Do this.
Scan the entries below for the word "turtures". Copy each line that has it.

┌──

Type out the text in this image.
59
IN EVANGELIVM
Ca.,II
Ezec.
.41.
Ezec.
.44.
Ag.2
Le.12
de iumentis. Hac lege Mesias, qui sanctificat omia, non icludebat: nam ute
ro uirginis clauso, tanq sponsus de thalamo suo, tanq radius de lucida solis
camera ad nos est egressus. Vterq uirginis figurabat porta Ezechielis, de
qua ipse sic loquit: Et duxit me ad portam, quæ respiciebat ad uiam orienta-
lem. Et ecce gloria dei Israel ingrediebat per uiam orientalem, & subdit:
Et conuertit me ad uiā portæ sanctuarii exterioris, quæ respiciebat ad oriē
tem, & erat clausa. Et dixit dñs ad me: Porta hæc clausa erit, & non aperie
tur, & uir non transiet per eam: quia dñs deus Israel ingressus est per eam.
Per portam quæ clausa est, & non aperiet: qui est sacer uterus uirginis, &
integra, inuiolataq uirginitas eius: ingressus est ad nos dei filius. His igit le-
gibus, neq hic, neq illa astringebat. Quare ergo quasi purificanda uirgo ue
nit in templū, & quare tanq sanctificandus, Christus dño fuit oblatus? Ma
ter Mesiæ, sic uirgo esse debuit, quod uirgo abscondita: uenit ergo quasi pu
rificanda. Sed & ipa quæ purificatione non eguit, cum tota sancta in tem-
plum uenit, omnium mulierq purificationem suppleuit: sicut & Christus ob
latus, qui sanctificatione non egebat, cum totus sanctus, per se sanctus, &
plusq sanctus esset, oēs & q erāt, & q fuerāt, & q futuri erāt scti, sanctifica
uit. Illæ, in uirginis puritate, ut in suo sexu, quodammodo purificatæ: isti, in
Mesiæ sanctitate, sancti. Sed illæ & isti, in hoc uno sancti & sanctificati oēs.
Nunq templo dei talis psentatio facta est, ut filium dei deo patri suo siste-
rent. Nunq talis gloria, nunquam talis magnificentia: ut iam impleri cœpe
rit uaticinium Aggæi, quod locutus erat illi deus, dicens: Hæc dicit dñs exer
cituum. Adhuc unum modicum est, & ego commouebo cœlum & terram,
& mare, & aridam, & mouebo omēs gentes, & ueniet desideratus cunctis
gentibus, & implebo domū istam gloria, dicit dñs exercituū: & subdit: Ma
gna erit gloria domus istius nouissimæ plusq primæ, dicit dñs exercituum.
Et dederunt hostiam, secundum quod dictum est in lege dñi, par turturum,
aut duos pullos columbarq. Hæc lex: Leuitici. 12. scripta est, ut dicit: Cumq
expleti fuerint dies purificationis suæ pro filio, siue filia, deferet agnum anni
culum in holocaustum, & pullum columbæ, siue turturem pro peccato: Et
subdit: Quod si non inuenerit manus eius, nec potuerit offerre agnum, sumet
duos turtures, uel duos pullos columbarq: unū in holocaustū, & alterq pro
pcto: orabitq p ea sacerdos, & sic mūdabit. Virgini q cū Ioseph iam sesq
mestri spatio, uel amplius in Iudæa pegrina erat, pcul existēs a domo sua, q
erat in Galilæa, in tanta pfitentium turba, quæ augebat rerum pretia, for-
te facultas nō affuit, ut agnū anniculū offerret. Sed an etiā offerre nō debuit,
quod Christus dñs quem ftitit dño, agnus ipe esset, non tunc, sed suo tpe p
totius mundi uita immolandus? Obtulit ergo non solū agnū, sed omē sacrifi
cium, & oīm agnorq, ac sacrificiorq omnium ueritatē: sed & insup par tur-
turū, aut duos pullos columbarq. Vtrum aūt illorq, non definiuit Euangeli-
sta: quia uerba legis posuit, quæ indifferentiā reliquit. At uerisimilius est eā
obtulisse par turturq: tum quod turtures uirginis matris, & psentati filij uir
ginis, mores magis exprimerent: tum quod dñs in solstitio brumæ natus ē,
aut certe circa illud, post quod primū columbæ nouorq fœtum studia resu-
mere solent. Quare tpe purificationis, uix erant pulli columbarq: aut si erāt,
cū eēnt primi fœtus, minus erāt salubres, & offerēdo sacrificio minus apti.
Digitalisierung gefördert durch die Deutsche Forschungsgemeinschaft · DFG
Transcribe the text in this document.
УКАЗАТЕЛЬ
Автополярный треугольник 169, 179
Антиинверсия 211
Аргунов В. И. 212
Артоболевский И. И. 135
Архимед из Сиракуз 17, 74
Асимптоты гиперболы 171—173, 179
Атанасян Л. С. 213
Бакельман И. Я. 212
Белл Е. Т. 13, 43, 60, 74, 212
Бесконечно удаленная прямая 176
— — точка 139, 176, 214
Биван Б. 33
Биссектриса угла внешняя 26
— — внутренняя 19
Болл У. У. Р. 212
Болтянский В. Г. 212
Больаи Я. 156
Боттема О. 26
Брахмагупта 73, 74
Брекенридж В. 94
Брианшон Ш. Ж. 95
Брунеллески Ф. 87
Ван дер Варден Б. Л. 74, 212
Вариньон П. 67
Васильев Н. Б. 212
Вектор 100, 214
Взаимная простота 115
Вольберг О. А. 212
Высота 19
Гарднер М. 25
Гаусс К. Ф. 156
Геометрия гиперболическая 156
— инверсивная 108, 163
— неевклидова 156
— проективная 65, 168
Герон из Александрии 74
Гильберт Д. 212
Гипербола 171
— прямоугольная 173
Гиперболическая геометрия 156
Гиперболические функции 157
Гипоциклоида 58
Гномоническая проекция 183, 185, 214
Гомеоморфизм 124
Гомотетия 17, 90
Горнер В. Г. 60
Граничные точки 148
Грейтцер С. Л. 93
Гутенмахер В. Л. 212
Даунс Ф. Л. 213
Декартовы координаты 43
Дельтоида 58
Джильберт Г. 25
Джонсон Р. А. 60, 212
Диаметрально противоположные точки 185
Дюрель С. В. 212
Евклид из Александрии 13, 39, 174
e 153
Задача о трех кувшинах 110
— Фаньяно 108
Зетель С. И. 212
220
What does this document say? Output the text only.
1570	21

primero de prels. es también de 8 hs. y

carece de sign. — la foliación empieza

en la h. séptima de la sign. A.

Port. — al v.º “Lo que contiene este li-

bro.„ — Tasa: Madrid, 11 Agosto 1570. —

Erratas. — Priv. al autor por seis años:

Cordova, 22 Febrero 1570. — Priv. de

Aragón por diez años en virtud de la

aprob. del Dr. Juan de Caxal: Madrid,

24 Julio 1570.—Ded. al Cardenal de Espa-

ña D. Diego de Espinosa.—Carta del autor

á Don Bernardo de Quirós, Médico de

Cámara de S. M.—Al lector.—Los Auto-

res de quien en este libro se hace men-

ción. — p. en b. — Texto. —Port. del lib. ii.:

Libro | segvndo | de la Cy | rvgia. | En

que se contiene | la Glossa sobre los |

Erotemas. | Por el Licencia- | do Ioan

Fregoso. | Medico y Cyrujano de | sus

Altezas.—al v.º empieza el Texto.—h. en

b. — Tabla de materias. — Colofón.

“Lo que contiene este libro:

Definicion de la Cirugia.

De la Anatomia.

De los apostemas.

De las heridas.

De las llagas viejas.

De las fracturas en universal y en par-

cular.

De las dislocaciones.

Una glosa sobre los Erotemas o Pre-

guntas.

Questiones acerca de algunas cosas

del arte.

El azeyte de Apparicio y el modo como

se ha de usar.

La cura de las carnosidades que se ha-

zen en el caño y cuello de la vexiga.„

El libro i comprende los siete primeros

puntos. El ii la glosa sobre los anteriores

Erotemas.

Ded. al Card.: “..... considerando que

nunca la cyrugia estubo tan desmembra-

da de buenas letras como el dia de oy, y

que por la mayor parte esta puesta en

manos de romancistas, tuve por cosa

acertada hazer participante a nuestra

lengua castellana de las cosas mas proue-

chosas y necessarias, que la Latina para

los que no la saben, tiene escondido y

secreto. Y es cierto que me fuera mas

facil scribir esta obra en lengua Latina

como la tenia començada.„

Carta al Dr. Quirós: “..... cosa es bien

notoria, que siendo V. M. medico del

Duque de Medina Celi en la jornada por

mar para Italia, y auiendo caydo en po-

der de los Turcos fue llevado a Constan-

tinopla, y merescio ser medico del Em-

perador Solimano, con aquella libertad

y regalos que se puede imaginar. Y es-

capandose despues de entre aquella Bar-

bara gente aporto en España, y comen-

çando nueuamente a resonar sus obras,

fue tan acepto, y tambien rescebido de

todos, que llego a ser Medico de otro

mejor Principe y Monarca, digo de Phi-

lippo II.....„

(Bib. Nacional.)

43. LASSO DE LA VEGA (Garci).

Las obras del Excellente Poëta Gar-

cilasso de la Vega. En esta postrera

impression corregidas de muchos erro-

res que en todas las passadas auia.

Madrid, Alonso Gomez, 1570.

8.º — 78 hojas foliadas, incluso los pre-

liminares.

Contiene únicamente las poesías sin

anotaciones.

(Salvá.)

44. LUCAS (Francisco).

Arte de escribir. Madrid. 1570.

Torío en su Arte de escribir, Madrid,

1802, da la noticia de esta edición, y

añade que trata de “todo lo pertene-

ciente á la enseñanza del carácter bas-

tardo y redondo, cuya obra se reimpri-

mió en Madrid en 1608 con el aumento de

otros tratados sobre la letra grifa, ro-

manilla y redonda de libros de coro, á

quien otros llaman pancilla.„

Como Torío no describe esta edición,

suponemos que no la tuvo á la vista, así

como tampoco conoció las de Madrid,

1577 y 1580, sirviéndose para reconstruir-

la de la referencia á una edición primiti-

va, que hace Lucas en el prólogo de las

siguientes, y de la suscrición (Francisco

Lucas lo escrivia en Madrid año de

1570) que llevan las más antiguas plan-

└──

Answer to the exercise.
duos turtures, uel duos pullos columbarq: unū in holocaustū, & alterq pro
obtulisse par turturq: tum quod turtures uirginis matris, & psentati filij uir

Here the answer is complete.